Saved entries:
>> Start

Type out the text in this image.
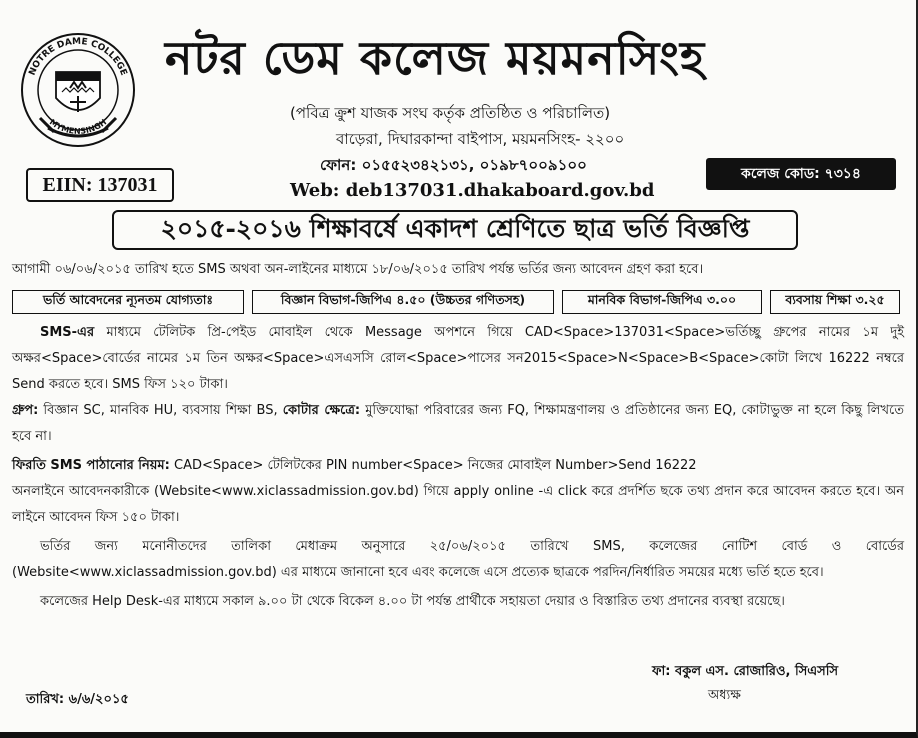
NOTRE DAME COLLEGE
MYMENSINGH
নটর ডেম কলেজ ময়মনসিংহ
(পবিত্র ক্রুশ যাজক সংঘ কর্তৃক প্রতিষ্ঠিত ও পরিচালিত)
বাড়েরা, দিঘারকান্দা বাইপাস, ময়মনসিংহ- ২২০০
ফোন: ০১৫৫২৩৪২১৩১, ০১৯৮৭০০৯১০০
Web: deb137031.dhakaboard.gov.bd
EIIN: 137031	কলেজ কোড: ৭৩১৪
২০১৫-২০১৬ শিক্ষাবর্ষে একাদশ শ্রেণিতে ছাত্র ভর্তি বিজ্ঞপ্তি
আগামী ০৬/০৬/২০১৫ তারিখ হতে SMS অথবা অন-লাইনের মাধ্যমে ১৮/০৬/২০১৫ তারিখ পর্যন্ত ভর্তির জন্য আবেদন গ্রহণ করা হবে।
ভর্তি আবেদনের ন্যূনতম যোগ্যতাঃ	বিজ্ঞান বিভাগ-জিপিএ ৪.৫০ (উচ্চতর গণিতসহ)	মানবিক বিভাগ-জিপিএ ৩.০০	ব্যবসায় শিক্ষা ৩.২৫

SMS-এর মাধ্যমে টেলিটক প্রি-পেইড মোবাইল থেকে Message অপশনে গিয়ে CAD<Space>137031<Space>ভর্তিচ্ছু গ্রুপের নামের ১ম দুই অক্ষর<Space>বোর্ডের নামের ১ম তিন অক্ষর<Space>এসএসসি রোল<Space>পাসের সন2015<Space>N<Space>B<Space>কোটা লিখে 16222 নম্বরে Send করতে হবে। SMS ফিস ১২০ টাকা।

গ্রুপ: বিজ্ঞান SC, মানবিক HU, ব্যবসায় শিক্ষা BS, কোটার ক্ষেত্রে: মুক্তিযোদ্ধা পরিবারের জন্য FQ, শিক্ষামন্ত্রণালয় ও প্রতিষ্ঠানের জন্য EQ, কোটাভুক্ত না হলে কিছু লিখতে হবে না।

ফিরতি SMS পাঠানোর নিয়ম: CAD<Space> টেলিটকের PIN number<Space> নিজের মোবাইল Number>Send 16222

অনলাইনে আবেদনকারীকে (Website<www.xiclassadmission.gov.bd) গিয়ে apply online -এ click করে প্রদর্শিত ছকে তথ্য প্রদান করে আবেদন করতে হবে। অন লাইনে আবেদন ফিস ১৫০ টাকা।

ভর্তির জন্য মনোনীতদের তালিকা মেধাক্রম অনুসারে ২৫/০৬/২০১৫ তারিখে SMS, কলেজের নোটিশ বোর্ড ও বোর্ডের (Website<www.xiclassadmission.gov.bd) এর মাধ্যমে জানানো হবে এবং কলেজে এসে প্রত্যেক ছাত্রকে পরদিন/নির্ধারিত সময়ের মধ্যে ভর্তি হতে হবে।

কলেজের Help Desk-এর মাধ্যমে সকাল ৯.০০ টা থেকে বিকেল ৪.০০ টা পর্যন্ত প্রার্থীকে সহায়তা দেয়ার ও বিস্তারিত তথ্য প্রদানের ব্যবস্থা রয়েছে।

ফা: বকুল এস. রোজারিও, সিএসসি
অধ্যক্ষ
তারিখ: ৬/৬/২০১৫
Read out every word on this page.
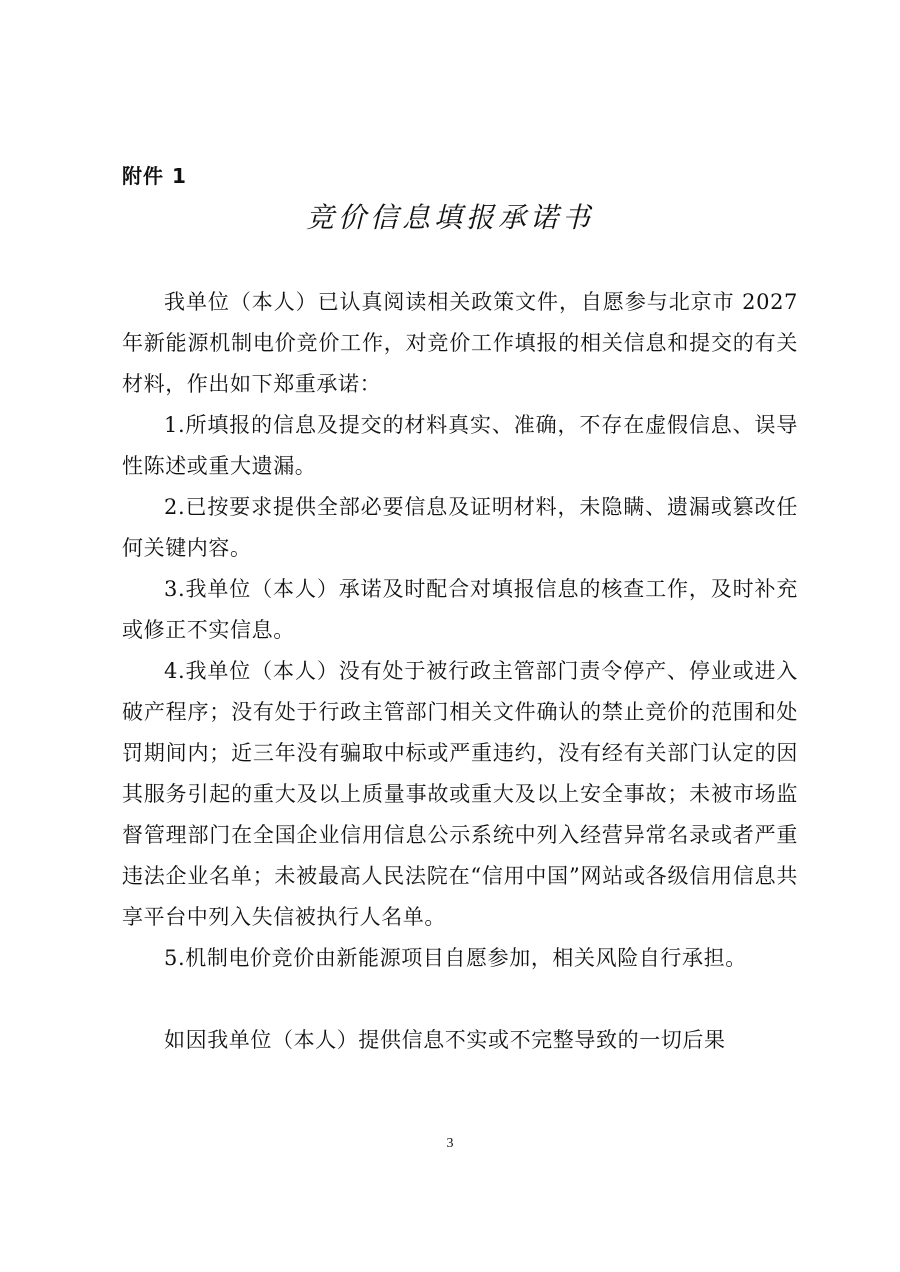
附件 1
竞价信息填报承诺书

我单位（本人）已认真阅读相关政策文件，自愿参与北京市 2027 年新能源机制电价竞价工作，对竞价工作填报的相关信息和提交的有关材料，作出如下郑重承诺：

1.所填报的信息及提交的材料真实、准确，不存在虚假信息、误导性陈述或重大遗漏。

2.已按要求提供全部必要信息及证明材料，未隐瞒、遗漏或篡改任何关键内容。

3.我单位（本人）承诺及时配合对填报信息的核查工作，及时补充或修正不实信息。

4.我单位（本人）没有处于被行政主管部门责令停产、停业或进入破产程序；没有处于行政主管部门相关文件确认的禁止竞价的范围和处罚期间内；近三年没有骗取中标或严重违约，没有经有关部门认定的因其服务引起的重大及以上质量事故或重大及以上安全事故；未被市场监督管理部门在全国企业信用信息公示系统中列入经营异常名录或者严重违法企业名单；未被最高人民法院在“信用中国”网站或各级信用信息共享平台中列入失信被执行人名单。

5.机制电价竞价由新能源项目自愿参加，相关风险自行承担。

如因我单位（本人）提供信息不实或不完整导致的一切后果

3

>> End

▶ **Set task**
Print the full listing exactly, dropping the pictures.

▶ **Expected answer**
Type out the text in this image.
NOTRE DAME COLLEGE
MYMENSINGH
নটর ডেম কলেজ ময়মনসিংহ
(পবিত্র ক্রুশ যাজক সংঘ কর্তৃক প্রতিষ্ঠিত ও পরিচালিত)
বাড়েরা, দিঘারকান্দা বাইপাস, ময়মনসিংহ- ২২০০
ফোন: ০১৫৫২৩৪২১৩১, ০১৯৮৭০০৯১০০
Web: deb137031.dhakaboard.gov.bd
EIIN: 137031	কলেজ কোড: ৭৩১৪
২০১৫-২০১৬ শিক্ষাবর্ষে একাদশ শ্রেণিতে ছাত্র ভর্তি বিজ্ঞপ্তি
আগামী ০৬/০৬/২০১৫ তারিখ হতে SMS অথবা অন-লাইনের মাধ্যমে ১৮/০৬/২০১৫ তারিখ পর্যন্ত ভর্তির জন্য আবেদন গ্রহণ করা হবে।
ভর্তি আবেদনের ন্যূনতম যোগ্যতাঃ	বিজ্ঞান বিভাগ-জিপিএ ৪.৫০ (উচ্চতর গণিতসহ)	মানবিক বিভাগ-জিপিএ ৩.০০	ব্যবসায় শিক্ষা ৩.২৫

SMS-এর মাধ্যমে টেলিটক প্রি-পেইড মোবাইল থেকে Message অপশনে গিয়ে CAD<Space>137031<Space>ভর্তিচ্ছু গ্রুপের নামের ১ম দুই অক্ষর<Space>বোর্ডের নামের ১ম তিন অক্ষর<Space>এসএসসি রোল<Space>পাসের সন2015<Space>N<Space>B<Space>কোটা লিখে 16222 নম্বরে Send করতে হবে। SMS ফিস ১২০ টাকা।

গ্রুপ: বিজ্ঞান SC, মানবিক HU, ব্যবসায় শিক্ষা BS, কোটার ক্ষেত্রে: মুক্তিযোদ্ধা পরিবারের জন্য FQ, শিক্ষামন্ত্রণালয় ও প্রতিষ্ঠানের জন্য EQ, কোটাভুক্ত না হলে কিছু লিখতে হবে না।

ফিরতি SMS পাঠানোর নিয়ম: CAD<Space> টেলিটকের PIN number<Space> নিজের মোবাইল Number>Send 16222

অনলাইনে আবেদনকারীকে (Website<www.xiclassadmission.gov.bd) গিয়ে apply online -এ click করে প্রদর্শিত ছকে তথ্য প্রদান করে আবেদন করতে হবে। অন লাইনে আবেদন ফিস ১৫০ টাকা।

ভর্তির জন্য মনোনীতদের তালিকা মেধাক্রম অনুসারে ২৫/০৬/২০১৫ তারিখে SMS, কলেজের নোটিশ বোর্ড ও বোর্ডের (Website<www.xiclassadmission.gov.bd) এর মাধ্যমে জানানো হবে এবং কলেজে এসে প্রত্যেক ছাত্রকে পরদিন/নির্ধারিত সময়ের মধ্যে ভর্তি হতে হবে।

কলেজের Help Desk-এর মাধ্যমে সকাল ৯.০০ টা থেকে বিকেল ৪.০০ টা পর্যন্ত প্রার্থীকে সহায়তা দেয়ার ও বিস্তারিত তথ্য প্রদানের ব্যবস্থা রয়েছে।

ফা: বকুল এস. রোজারিও, সিএসসি
অধ্যক্ষ
তারিখ: ৬/৬/২০১৫
Read out every word on this page.
附件 1
竞价信息填报承诺书

我单位（本人）已认真阅读相关政策文件，自愿参与北京市 2027 年新能源机制电价竞价工作，对竞价工作填报的相关信息和提交的有关材料，作出如下郑重承诺：

1.所填报的信息及提交的材料真实、准确，不存在虚假信息、误导性陈述或重大遗漏。

2.已按要求提供全部必要信息及证明材料，未隐瞒、遗漏或篡改任何关键内容。

3.我单位（本人）承诺及时配合对填报信息的核查工作，及时补充或修正不实信息。

4.我单位（本人）没有处于被行政主管部门责令停产、停业或进入破产程序；没有处于行政主管部门相关文件确认的禁止竞价的范围和处罚期间内；近三年没有骗取中标或严重违约，没有经有关部门认定的因其服务引起的重大及以上质量事故或重大及以上安全事故；未被市场监督管理部门在全国企业信用信息公示系统中列入经营异常名录或者严重违法企业名单；未被最高人民法院在“信用中国”网站或各级信用信息共享平台中列入失信被执行人名单。

5.机制电价竞价由新能源项目自愿参加，相关风险自行承担。

如因我单位（本人）提供信息不实或不完整导致的一切后果

3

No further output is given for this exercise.